━━━ The input

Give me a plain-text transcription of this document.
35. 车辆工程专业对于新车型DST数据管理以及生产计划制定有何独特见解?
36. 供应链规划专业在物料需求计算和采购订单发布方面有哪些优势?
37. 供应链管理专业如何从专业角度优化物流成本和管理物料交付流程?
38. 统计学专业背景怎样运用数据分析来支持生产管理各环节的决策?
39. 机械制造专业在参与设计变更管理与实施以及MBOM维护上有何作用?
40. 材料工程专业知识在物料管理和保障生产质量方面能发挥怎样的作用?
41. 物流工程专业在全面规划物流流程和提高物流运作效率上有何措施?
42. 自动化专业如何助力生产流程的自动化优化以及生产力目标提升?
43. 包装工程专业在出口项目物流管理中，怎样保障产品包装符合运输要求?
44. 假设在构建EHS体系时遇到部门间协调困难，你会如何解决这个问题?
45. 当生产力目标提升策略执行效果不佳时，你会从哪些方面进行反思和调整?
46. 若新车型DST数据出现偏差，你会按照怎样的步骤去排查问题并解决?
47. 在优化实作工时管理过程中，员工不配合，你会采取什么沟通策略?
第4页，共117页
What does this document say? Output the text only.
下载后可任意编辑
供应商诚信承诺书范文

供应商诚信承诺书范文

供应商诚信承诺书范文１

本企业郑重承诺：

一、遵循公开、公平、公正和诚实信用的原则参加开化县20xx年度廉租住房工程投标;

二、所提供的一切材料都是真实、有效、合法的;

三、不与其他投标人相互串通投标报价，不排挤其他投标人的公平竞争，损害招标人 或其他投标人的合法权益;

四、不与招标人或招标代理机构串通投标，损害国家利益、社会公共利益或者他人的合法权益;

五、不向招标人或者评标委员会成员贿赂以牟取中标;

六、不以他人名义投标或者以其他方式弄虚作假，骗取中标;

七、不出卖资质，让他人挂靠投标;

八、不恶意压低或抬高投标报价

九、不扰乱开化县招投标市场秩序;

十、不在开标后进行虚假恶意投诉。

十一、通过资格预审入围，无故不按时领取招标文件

━━━━━━

Copy each line containing the word "this" from the data.

Give me a plain-text transcription of this document.
What does this document say? Output the text only.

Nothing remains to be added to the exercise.